#### [EXERCISE INSTRUCTIONS]
Turn the data, from its first line through the line containing "gsim-line bbox=[119, 28, 566, 403]", into a numbered list, leaving out any blank lines.

Item position entries

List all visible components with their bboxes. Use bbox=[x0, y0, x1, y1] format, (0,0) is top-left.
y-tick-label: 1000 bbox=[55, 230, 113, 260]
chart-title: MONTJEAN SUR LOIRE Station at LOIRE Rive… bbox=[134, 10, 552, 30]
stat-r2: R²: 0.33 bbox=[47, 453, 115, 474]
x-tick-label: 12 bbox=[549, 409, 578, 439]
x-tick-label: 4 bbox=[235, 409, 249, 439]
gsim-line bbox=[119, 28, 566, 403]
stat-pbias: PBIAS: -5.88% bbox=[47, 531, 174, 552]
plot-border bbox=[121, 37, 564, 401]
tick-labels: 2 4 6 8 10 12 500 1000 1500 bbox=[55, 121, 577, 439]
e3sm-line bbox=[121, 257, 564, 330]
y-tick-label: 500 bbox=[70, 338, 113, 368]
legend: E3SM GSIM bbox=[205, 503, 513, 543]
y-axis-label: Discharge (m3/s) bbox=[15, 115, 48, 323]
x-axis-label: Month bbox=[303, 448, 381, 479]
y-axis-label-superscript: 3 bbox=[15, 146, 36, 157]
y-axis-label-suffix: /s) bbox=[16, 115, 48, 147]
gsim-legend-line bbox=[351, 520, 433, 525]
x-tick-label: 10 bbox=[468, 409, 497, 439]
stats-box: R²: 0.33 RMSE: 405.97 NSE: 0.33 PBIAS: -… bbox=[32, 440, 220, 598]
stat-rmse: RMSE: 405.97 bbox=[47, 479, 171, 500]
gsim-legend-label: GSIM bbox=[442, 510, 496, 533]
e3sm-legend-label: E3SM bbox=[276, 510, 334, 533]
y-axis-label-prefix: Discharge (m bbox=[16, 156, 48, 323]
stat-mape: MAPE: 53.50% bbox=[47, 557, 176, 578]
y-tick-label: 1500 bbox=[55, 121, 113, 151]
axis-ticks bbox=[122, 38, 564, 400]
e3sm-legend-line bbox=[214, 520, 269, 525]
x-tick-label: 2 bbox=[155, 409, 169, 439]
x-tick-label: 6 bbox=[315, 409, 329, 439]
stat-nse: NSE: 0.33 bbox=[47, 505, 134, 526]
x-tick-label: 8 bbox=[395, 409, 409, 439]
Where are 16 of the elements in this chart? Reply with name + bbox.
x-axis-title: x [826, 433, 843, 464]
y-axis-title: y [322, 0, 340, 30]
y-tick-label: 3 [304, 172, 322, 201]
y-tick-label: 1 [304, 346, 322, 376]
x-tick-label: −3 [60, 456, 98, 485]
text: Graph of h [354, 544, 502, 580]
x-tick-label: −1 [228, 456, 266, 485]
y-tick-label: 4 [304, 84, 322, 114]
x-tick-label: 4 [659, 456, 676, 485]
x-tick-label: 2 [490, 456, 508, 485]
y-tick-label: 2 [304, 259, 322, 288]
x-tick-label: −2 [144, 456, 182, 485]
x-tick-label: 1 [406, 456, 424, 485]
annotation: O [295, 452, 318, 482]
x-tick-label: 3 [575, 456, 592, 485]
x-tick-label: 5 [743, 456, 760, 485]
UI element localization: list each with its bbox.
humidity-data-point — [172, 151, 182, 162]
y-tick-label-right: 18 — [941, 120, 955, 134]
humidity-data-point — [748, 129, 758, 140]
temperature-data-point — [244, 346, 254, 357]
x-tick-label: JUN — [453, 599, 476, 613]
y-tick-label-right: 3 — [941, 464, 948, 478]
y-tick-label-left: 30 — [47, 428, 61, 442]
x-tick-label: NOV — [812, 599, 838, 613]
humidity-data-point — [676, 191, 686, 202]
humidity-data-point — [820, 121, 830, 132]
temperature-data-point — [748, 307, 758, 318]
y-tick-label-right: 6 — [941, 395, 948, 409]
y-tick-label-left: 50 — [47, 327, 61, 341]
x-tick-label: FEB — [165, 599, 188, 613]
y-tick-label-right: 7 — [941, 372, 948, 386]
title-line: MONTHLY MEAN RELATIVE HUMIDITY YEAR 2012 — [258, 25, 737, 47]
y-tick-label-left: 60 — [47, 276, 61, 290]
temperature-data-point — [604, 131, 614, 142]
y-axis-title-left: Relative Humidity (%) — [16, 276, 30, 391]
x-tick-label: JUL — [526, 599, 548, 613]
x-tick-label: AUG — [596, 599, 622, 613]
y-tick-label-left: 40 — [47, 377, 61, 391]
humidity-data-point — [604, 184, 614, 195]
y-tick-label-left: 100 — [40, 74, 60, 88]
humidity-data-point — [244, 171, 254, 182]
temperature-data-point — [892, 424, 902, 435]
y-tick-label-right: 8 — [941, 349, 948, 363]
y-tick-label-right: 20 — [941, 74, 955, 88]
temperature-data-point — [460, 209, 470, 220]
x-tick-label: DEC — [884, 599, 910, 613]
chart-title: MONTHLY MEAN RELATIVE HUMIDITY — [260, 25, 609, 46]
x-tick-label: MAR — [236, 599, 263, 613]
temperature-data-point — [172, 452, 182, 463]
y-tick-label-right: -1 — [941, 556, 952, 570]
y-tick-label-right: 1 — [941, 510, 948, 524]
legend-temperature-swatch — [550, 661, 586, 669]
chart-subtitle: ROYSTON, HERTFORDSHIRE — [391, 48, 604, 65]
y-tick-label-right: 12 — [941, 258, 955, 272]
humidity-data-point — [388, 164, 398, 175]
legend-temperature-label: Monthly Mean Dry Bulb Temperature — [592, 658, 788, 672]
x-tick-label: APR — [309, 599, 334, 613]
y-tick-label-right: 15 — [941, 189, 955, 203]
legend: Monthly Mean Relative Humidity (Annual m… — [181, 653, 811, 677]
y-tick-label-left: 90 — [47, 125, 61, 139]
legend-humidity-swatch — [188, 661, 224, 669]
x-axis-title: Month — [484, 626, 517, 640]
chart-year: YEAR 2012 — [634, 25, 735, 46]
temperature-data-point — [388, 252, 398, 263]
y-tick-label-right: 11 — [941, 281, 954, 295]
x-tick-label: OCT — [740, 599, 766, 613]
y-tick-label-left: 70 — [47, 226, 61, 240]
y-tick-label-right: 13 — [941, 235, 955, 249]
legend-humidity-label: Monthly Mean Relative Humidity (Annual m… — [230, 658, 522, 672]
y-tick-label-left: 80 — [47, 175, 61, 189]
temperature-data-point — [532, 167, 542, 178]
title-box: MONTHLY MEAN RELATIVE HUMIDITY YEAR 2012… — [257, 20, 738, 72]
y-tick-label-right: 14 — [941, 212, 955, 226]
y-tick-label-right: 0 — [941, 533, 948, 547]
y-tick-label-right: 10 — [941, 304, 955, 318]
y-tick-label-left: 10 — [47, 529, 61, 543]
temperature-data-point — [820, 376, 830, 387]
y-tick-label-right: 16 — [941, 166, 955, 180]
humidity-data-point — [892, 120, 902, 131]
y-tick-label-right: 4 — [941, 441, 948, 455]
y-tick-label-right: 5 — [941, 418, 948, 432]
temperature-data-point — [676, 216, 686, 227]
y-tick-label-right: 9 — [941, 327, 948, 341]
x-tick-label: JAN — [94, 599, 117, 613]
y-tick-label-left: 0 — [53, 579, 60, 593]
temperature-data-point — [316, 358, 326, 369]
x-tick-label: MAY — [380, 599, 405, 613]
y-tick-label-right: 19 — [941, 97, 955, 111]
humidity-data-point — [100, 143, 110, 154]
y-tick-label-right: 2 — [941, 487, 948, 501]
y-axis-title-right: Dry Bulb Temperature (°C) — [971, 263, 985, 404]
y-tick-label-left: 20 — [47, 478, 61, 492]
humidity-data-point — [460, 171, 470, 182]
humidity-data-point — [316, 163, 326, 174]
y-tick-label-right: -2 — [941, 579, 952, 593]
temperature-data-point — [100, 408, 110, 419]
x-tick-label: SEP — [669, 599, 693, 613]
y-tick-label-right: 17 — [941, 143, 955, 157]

#### [WORKED ANSWER]
1. List all visible components with their bboxes. Use bbox=[x0, y0, x1, y1] format, (0,0) is top-left.
2. y-tick-label: 1000 bbox=[55, 230, 113, 260]
3. chart-title: MONTJEAN SUR LOIRE Station at LOIRE Rive… bbox=[134, 10, 552, 30]
4. stat-r2: R²: 0.33 bbox=[47, 453, 115, 474]
5. x-tick-label: 12 bbox=[549, 409, 578, 439]
6. x-tick-label: 4 bbox=[235, 409, 249, 439]
7. gsim-line bbox=[119, 28, 566, 403]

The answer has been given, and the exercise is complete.